**Stored rows**
---
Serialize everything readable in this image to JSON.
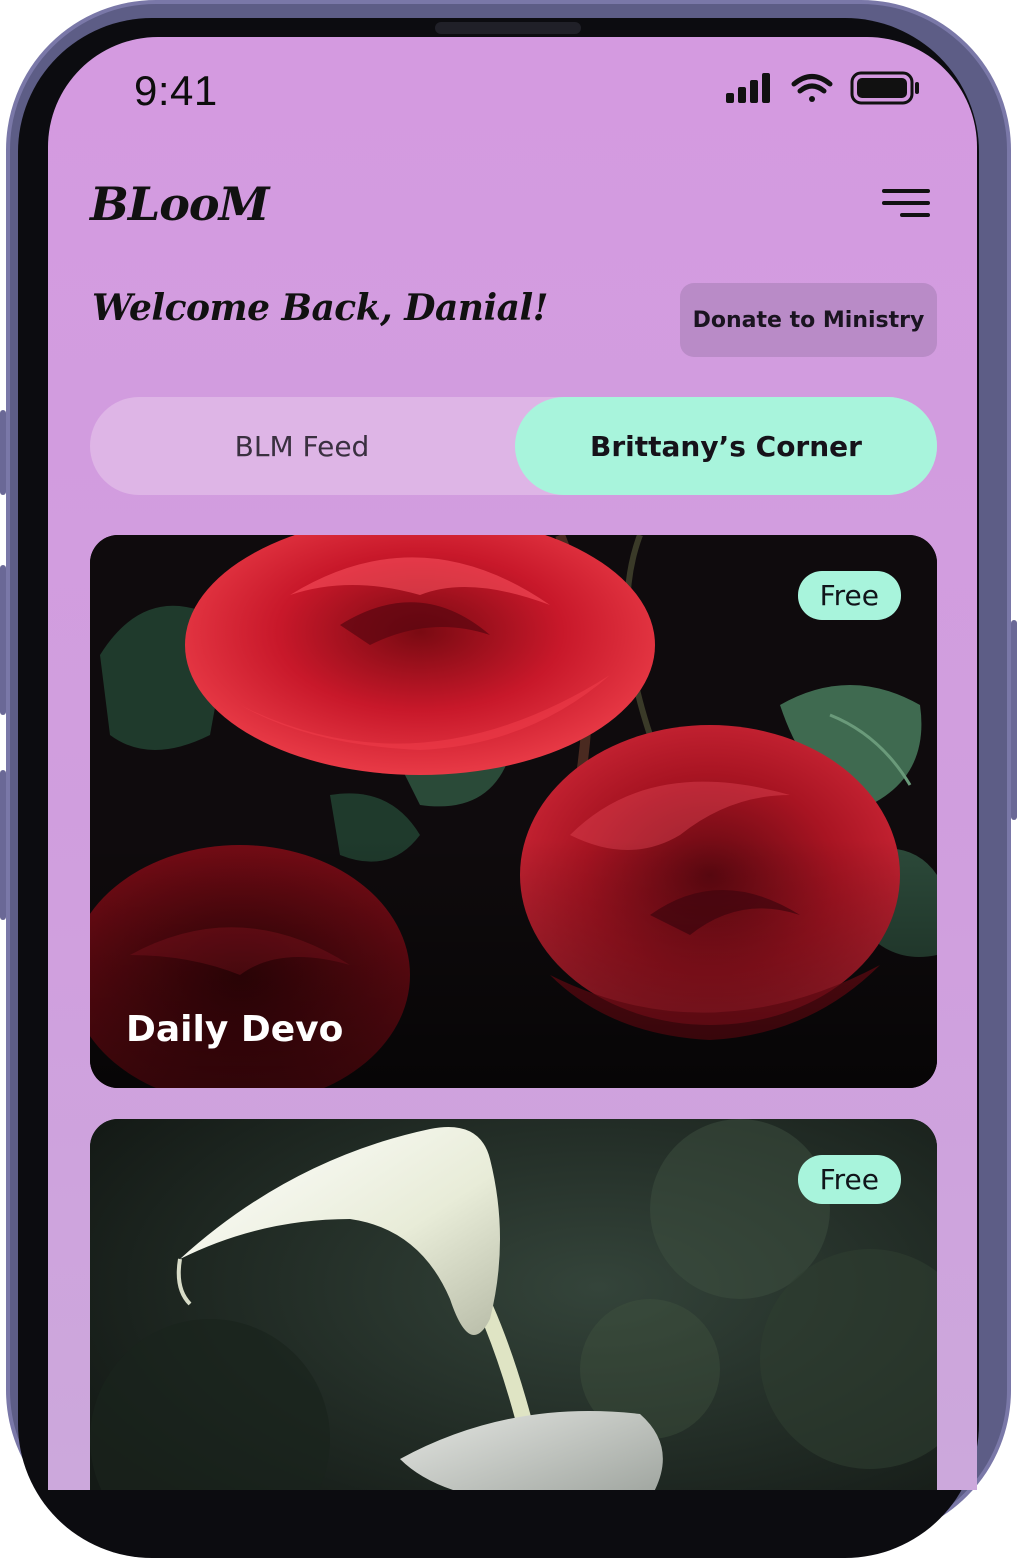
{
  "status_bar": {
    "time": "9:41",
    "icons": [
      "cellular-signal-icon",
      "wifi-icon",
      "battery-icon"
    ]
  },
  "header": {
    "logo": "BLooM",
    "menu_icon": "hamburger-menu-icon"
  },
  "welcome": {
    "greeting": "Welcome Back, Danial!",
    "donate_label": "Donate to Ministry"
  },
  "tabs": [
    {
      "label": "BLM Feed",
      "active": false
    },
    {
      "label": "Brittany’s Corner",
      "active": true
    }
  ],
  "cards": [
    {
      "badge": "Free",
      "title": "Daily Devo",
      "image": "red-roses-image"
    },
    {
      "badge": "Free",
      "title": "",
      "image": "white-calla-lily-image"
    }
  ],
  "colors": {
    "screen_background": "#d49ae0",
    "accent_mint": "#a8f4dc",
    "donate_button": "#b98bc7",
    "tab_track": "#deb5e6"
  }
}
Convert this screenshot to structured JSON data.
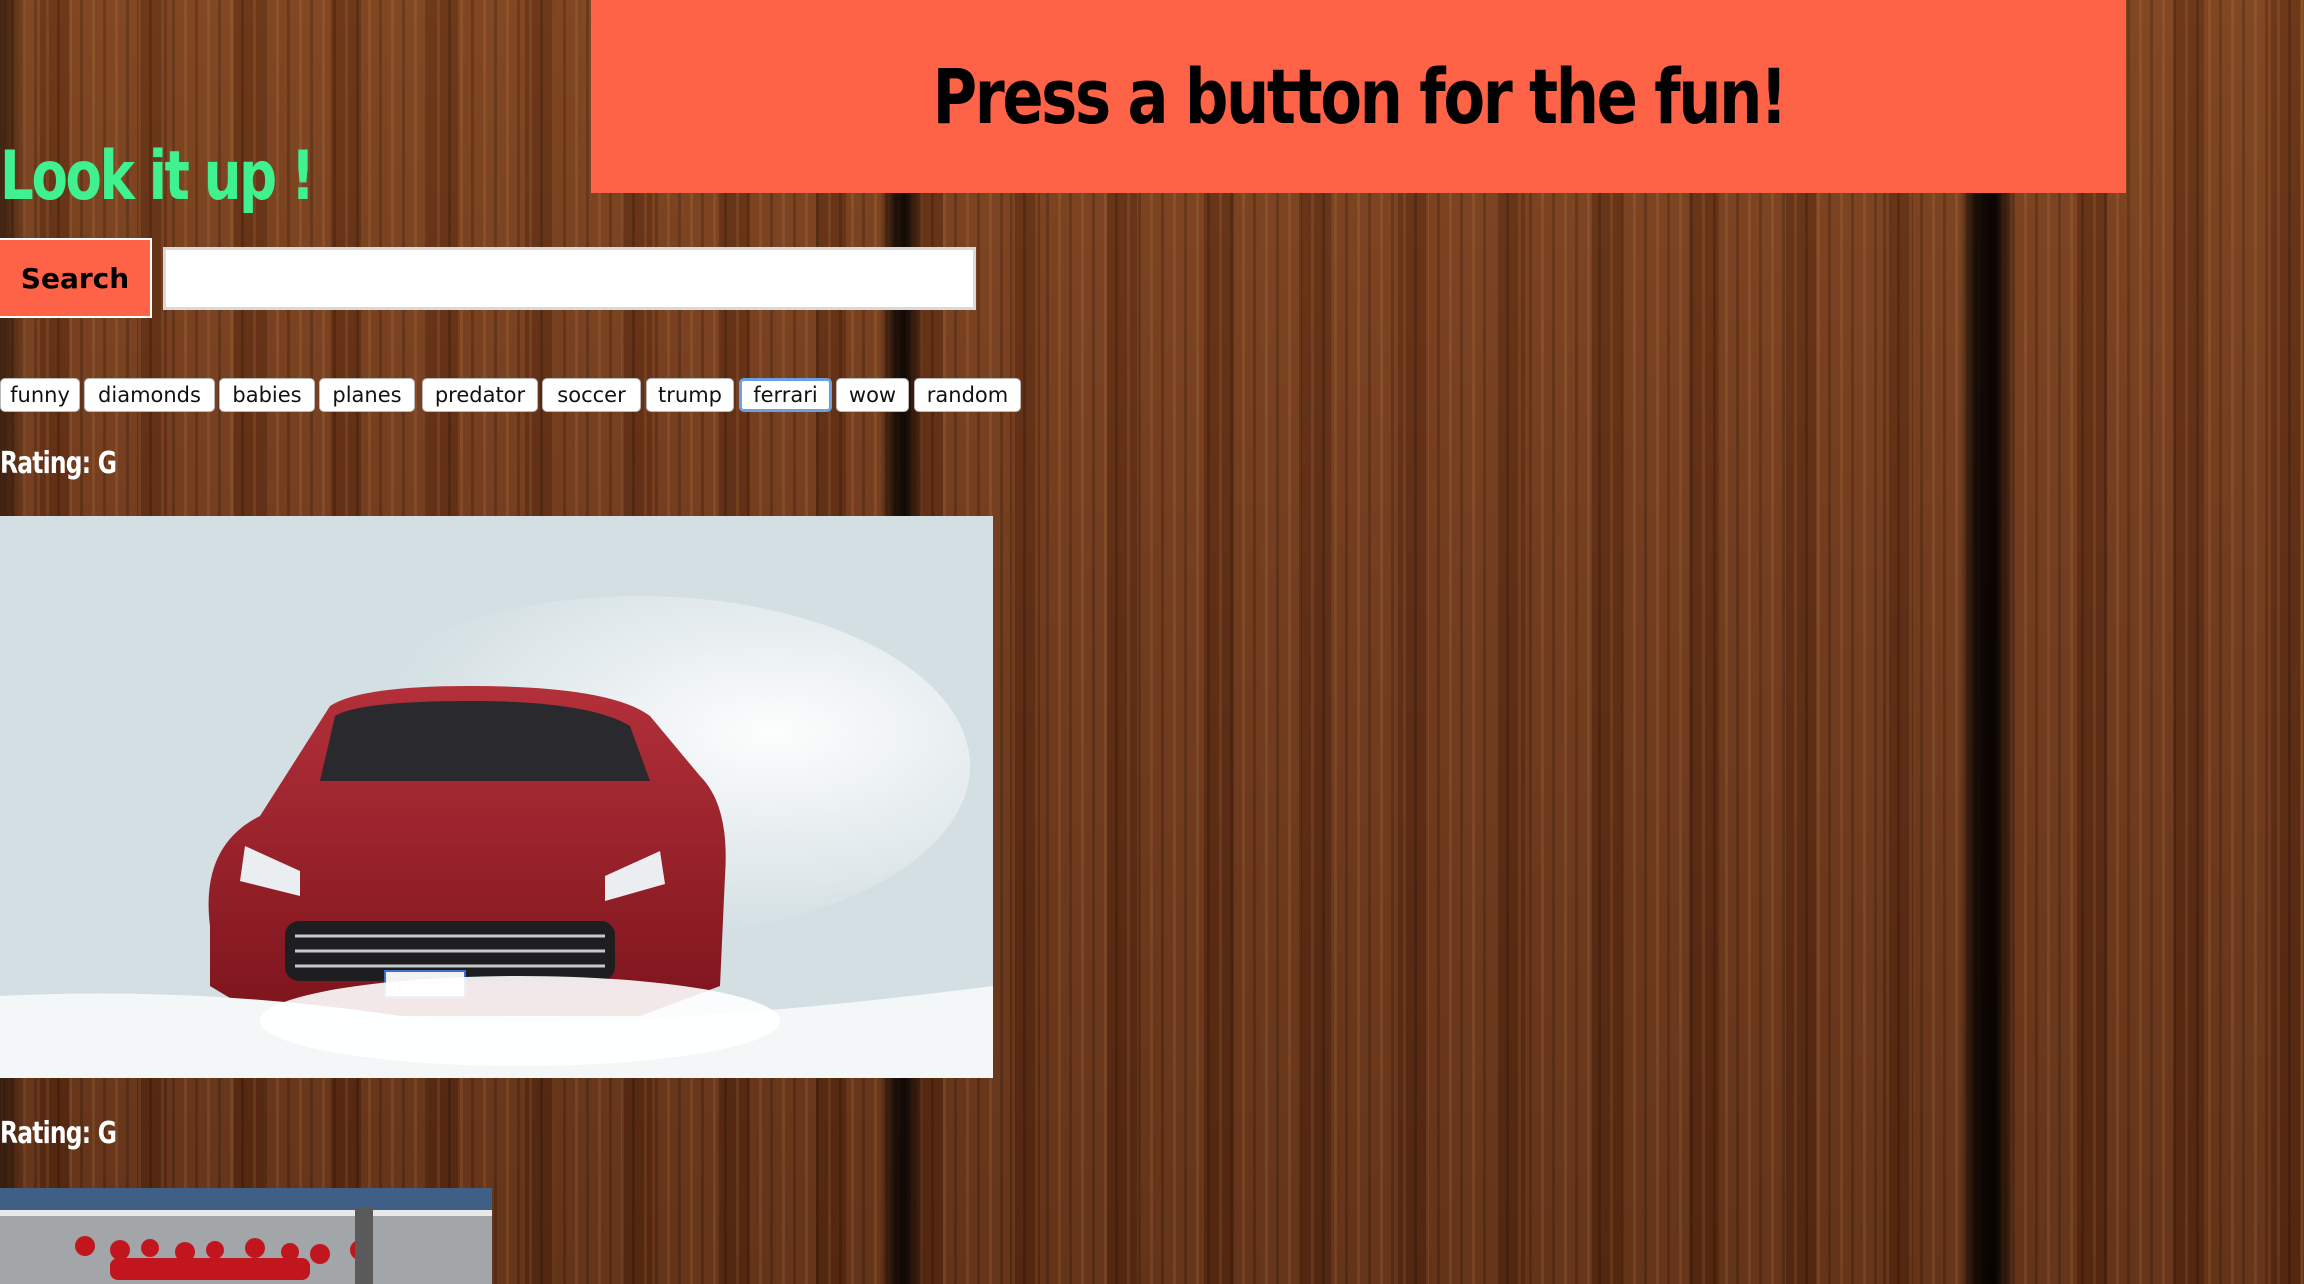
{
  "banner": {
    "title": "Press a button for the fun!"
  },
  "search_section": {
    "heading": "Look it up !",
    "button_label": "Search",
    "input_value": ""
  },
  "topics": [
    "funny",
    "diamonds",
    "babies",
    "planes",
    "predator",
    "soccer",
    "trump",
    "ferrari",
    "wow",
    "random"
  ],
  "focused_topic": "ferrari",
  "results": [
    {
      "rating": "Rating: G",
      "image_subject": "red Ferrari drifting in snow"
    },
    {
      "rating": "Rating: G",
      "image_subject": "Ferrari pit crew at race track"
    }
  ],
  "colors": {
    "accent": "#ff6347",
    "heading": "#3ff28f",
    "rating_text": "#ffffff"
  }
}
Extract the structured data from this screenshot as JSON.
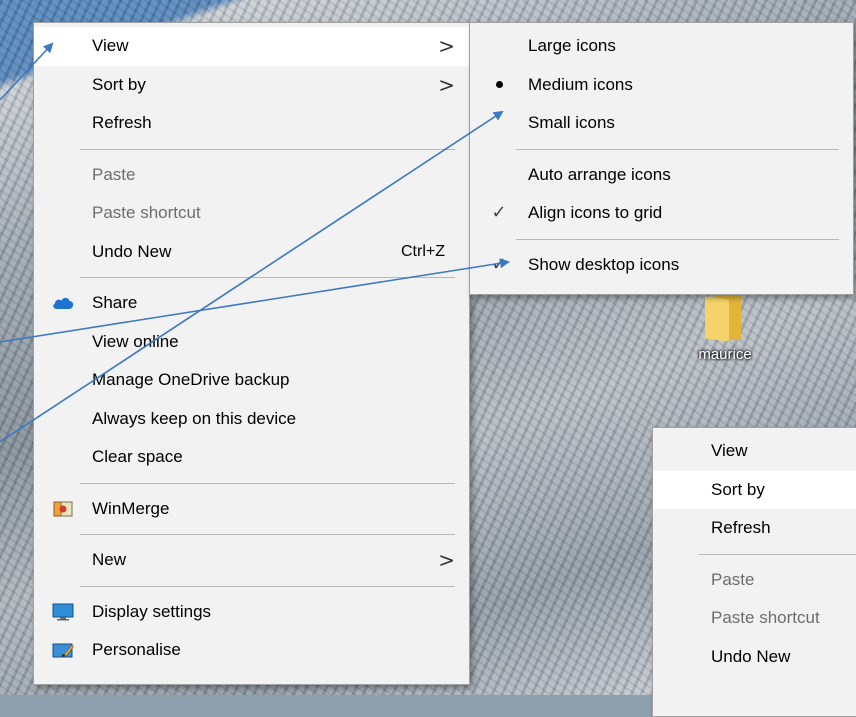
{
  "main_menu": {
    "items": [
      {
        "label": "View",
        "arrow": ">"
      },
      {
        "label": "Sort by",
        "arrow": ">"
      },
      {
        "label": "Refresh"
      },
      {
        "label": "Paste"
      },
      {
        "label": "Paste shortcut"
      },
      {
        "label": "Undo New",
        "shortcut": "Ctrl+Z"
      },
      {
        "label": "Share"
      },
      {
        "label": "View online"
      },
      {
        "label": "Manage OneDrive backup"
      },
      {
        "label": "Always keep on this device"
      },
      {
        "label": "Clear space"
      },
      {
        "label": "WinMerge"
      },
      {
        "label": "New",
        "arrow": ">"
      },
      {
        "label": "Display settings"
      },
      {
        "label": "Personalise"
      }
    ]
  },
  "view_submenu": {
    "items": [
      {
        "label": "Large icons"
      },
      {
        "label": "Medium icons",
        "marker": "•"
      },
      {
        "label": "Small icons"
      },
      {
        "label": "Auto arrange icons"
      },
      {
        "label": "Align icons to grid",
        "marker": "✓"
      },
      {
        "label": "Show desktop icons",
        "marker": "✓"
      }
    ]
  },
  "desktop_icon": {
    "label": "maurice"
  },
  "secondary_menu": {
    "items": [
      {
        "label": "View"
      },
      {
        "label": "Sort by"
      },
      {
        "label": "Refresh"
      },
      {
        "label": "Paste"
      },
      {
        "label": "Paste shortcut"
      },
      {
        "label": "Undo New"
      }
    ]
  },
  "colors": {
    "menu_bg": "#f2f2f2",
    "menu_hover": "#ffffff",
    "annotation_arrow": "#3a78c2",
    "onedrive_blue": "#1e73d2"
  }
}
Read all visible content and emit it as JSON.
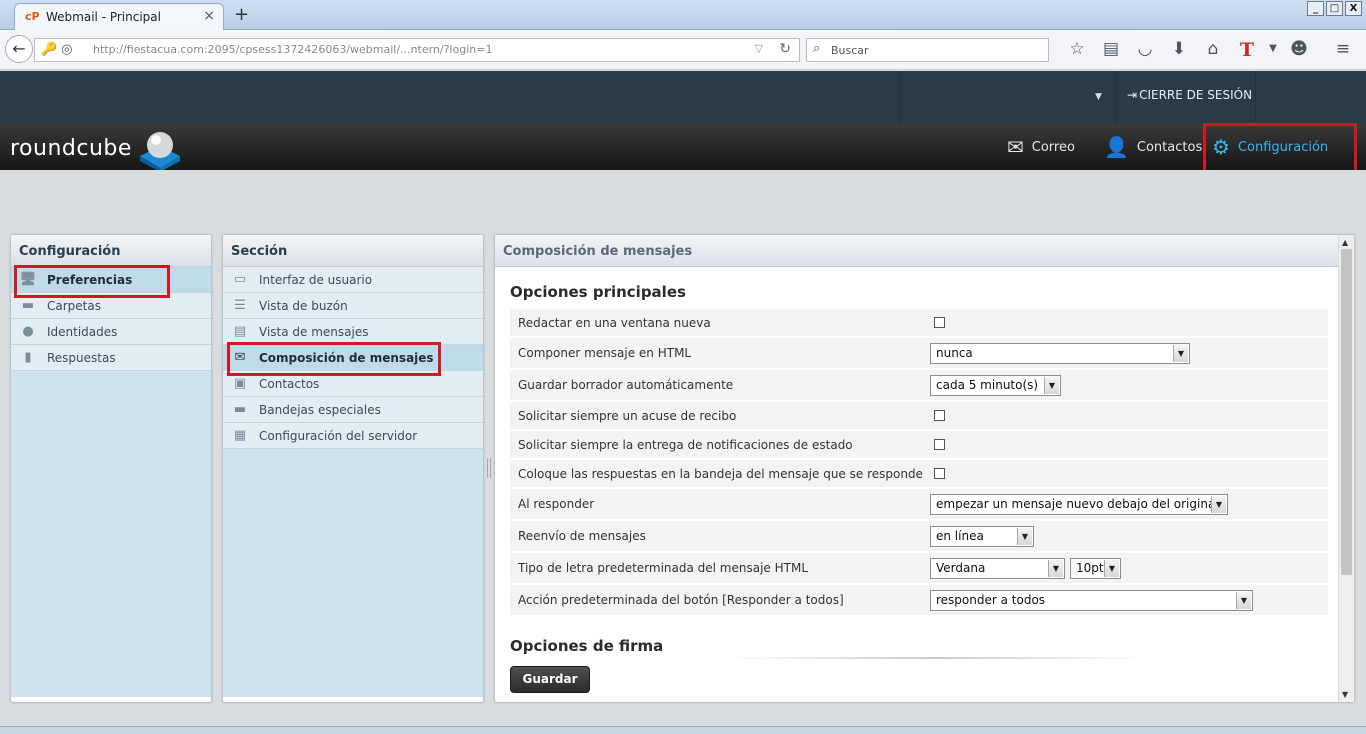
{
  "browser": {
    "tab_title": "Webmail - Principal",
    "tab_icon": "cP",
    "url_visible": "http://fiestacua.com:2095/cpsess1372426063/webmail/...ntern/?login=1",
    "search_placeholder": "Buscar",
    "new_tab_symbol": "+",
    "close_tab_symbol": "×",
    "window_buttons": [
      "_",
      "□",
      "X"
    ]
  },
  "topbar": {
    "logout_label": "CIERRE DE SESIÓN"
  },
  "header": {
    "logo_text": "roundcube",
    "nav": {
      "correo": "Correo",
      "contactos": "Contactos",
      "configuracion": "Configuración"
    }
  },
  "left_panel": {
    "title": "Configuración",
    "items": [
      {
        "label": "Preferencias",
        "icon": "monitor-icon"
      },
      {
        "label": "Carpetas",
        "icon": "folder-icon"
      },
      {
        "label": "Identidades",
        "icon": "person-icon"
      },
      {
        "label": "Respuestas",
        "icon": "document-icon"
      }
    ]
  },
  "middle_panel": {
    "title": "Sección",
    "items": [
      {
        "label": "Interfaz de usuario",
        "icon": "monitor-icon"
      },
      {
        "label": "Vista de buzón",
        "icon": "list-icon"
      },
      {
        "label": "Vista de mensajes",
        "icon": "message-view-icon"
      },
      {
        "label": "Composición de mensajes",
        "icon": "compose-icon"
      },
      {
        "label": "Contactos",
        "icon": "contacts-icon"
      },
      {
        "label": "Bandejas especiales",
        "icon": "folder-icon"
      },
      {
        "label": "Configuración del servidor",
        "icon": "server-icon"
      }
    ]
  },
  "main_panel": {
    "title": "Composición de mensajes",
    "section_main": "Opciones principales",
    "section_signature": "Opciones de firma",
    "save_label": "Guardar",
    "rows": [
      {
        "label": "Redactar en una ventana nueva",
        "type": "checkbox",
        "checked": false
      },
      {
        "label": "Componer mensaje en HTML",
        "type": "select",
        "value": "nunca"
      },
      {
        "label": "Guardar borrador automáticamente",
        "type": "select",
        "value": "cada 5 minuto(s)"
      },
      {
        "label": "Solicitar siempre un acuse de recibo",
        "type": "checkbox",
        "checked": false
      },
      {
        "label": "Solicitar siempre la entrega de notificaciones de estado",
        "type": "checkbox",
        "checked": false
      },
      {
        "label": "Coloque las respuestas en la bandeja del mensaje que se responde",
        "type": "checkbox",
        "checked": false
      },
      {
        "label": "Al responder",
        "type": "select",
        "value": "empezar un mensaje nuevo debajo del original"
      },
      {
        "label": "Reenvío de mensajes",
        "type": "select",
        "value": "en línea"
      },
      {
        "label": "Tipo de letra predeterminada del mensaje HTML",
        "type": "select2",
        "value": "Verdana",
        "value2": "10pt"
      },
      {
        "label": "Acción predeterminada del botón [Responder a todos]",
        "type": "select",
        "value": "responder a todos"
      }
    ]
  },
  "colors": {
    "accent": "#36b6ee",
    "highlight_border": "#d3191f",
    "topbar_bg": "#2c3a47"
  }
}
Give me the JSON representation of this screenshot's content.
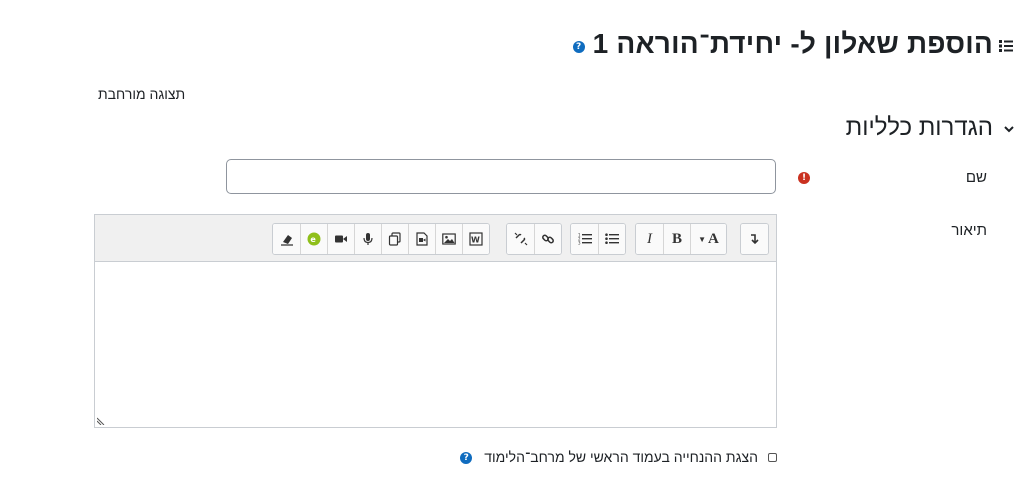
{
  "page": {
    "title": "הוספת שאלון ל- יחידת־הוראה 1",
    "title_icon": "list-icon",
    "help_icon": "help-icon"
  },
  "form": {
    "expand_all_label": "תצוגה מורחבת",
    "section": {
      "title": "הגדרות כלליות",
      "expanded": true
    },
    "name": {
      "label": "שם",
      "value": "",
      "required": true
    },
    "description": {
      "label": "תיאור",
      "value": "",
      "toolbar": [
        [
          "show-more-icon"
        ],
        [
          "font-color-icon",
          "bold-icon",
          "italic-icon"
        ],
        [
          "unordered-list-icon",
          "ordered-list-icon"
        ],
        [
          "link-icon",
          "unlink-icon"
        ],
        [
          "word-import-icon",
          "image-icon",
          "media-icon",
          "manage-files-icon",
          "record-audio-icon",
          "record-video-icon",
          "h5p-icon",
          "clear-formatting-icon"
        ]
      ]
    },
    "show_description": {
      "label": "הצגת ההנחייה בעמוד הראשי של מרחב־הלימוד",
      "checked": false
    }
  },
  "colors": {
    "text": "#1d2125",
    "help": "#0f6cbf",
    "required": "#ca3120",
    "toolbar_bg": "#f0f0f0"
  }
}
---
**Aim of the exercise**
Return each full line of the entries that contains the word "Solicitar".

**Written response**
        "label": "Solicitar siempre un acuse de recibo",
        "label": "Solicitar siempre la entrega de notificaciones de estado",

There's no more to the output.